* INSTRUCTIONS FOR THE TASK: Leave the pictures out and print every record below exactly as it stands.

* RECORDS FOR PROCESSING:
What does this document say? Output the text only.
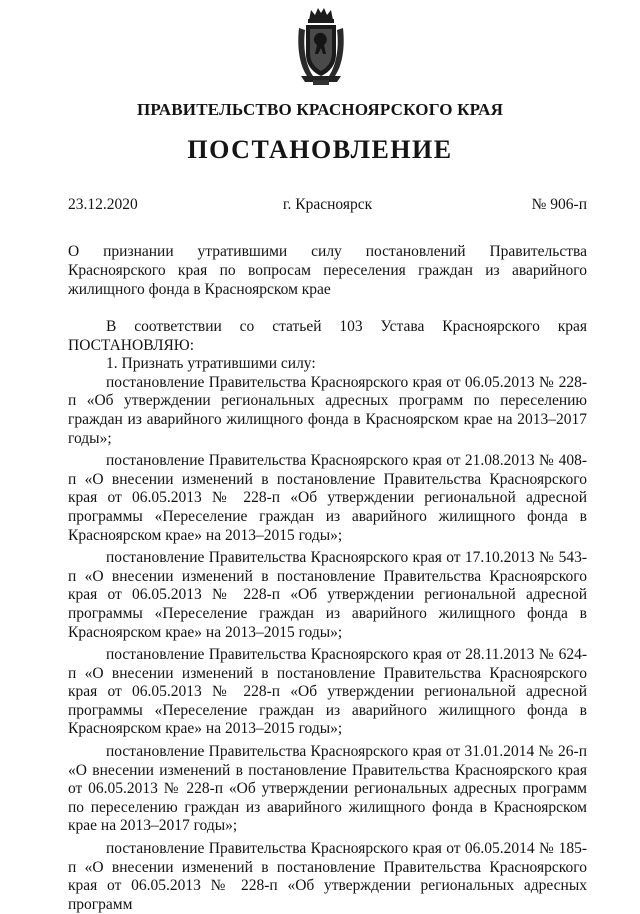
ПРАВИТЕЛЬСТВО КРАСНОЯРСКОГО КРАЯ
ПОСТАНОВЛЕНИЕ
23.12.2020	г. Красноярск	№ 906-п
О признании утратившими силу постановлений Правительства Красноярского края по вопросам переселения граждан из аварийного жилищного фонда в Красноярском крае

В соответствии со статьей 103 Устава Красноярского края

ПОСТАНОВЛЯЮ:

1. Признать утратившими силу:

постановление Правительства Красноярского края от 06.05.2013 № 228-п «Об утверждении региональных адресных программ по переселению граждан из аварийного жилищного фонда в Красноярском крае на 2013–2017 годы»;

постановление Правительства Красноярского края от 21.08.2013 № 408-п «О внесении изменений в постановление Правительства Красноярского края от 06.05.2013 № 228-п «Об утверждении региональной адресной программы «Переселение граждан из аварийного жилищного фонда в Красноярском крае» на 2013–2015 годы»;

постановление Правительства Красноярского края от 17.10.2013 № 543-п «О внесении изменений в постановление Правительства Красноярского края от 06.05.2013 № 228-п «Об утверждении региональной адресной программы «Переселение граждан из аварийного жилищного фонда в Красноярском крае» на 2013–2015 годы»;

постановление Правительства Красноярского края от 28.11.2013 № 624-п «О внесении изменений в постановление Правительства Красноярского края от 06.05.2013 № 228-п «Об утверждении региональной адресной программы «Переселение граждан из аварийного жилищного фонда в Красноярском крае» на 2013–2015 годы»;

постановление Правительства Красноярского края от 31.01.2014 № 26-п «О внесении изменений в постановление Правительства Красноярского края от 06.05.2013 № 228-п «Об утверждении региональных адресных программ по переселению граждан из аварийного жилищного фонда в Красноярском крае на 2013–2017 годы»;

постановление Правительства Красноярского края от 06.05.2014 № 185-п «О внесении изменений в постановление Правительства Красноярского края от 06.05.2013 № 228-п «Об утверждении региональных адресных программ
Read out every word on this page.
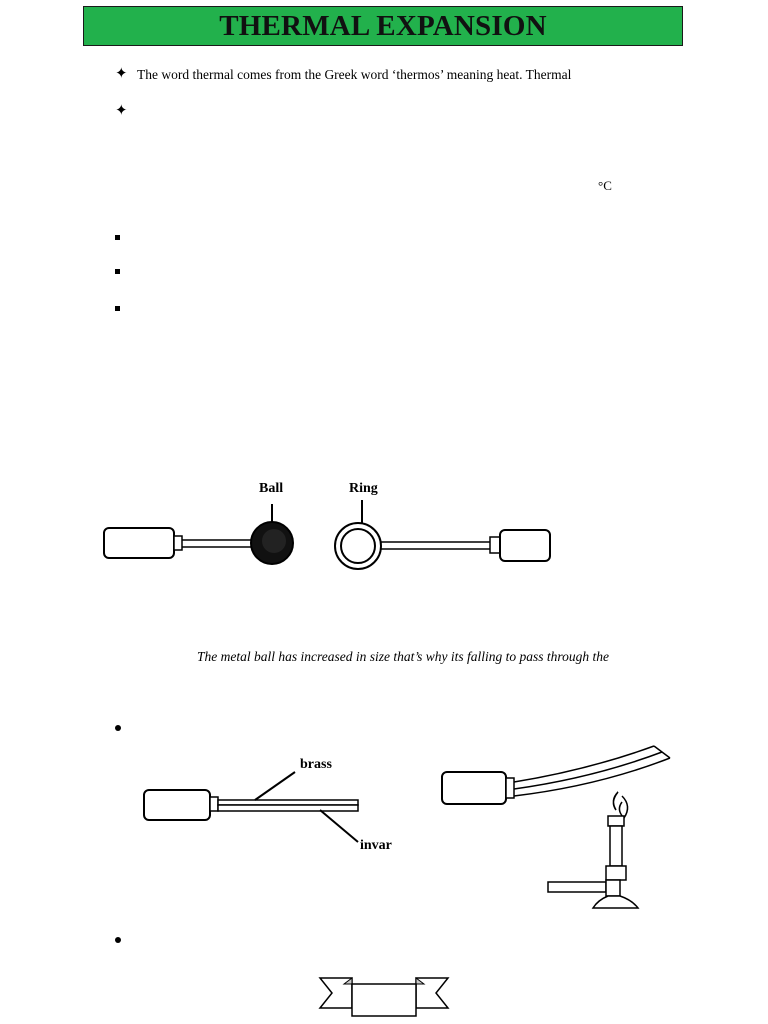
THERMAL EXPANSION
✦ The word thermal comes from the Greek word ‘thermos’ meaning heat. Thermal
✦
°C
Ball	Ring
The metal ball has increased in size that’s why its falling to pass through the
brass
invar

* TASK SOLUTION:
What does this document say? Output the text only.
ПРАВИТЕЛЬСТВО КРАСНОЯРСКОГО КРАЯ
ПОСТАНОВЛЕНИЕ
23.12.2020	г. Красноярск	№ 906-п
О признании утратившими силу постановлений Правительства Красноярского края по вопросам переселения граждан из аварийного жилищного фонда в Красноярском крае

В соответствии со статьей 103 Устава Красноярского края

ПОСТАНОВЛЯЮ:

1. Признать утратившими силу:

постановление Правительства Красноярского края от 06.05.2013 № 228-п «Об утверждении региональных адресных программ по переселению граждан из аварийного жилищного фонда в Красноярском крае на 2013–2017 годы»;

постановление Правительства Красноярского края от 21.08.2013 № 408-п «О внесении изменений в постановление Правительства Красноярского края от 06.05.2013 № 228-п «Об утверждении региональной адресной программы «Переселение граждан из аварийного жилищного фонда в Красноярском крае» на 2013–2015 годы»;

постановление Правительства Красноярского края от 17.10.2013 № 543-п «О внесении изменений в постановление Правительства Красноярского края от 06.05.2013 № 228-п «Об утверждении региональной адресной программы «Переселение граждан из аварийного жилищного фонда в Красноярском крае» на 2013–2015 годы»;

постановление Правительства Красноярского края от 28.11.2013 № 624-п «О внесении изменений в постановление Правительства Красноярского края от 06.05.2013 № 228-п «Об утверждении региональной адресной программы «Переселение граждан из аварийного жилищного фонда в Красноярском крае» на 2013–2015 годы»;

постановление Правительства Красноярского края от 31.01.2014 № 26-п «О внесении изменений в постановление Правительства Красноярского края от 06.05.2013 № 228-п «Об утверждении региональных адресных программ по переселению граждан из аварийного жилищного фонда в Красноярском крае на 2013–2017 годы»;

постановление Правительства Красноярского края от 06.05.2014 № 185-п «О внесении изменений в постановление Правительства Красноярского края от 06.05.2013 № 228-п «Об утверждении региональных адресных программ
Read out every word on this page.
THERMAL EXPANSION
✦ The word thermal comes from the Greek word ‘thermos’ meaning heat. Thermal
✦
°C
Ball	Ring
The metal ball has increased in size that’s why its falling to pass through the
brass
invar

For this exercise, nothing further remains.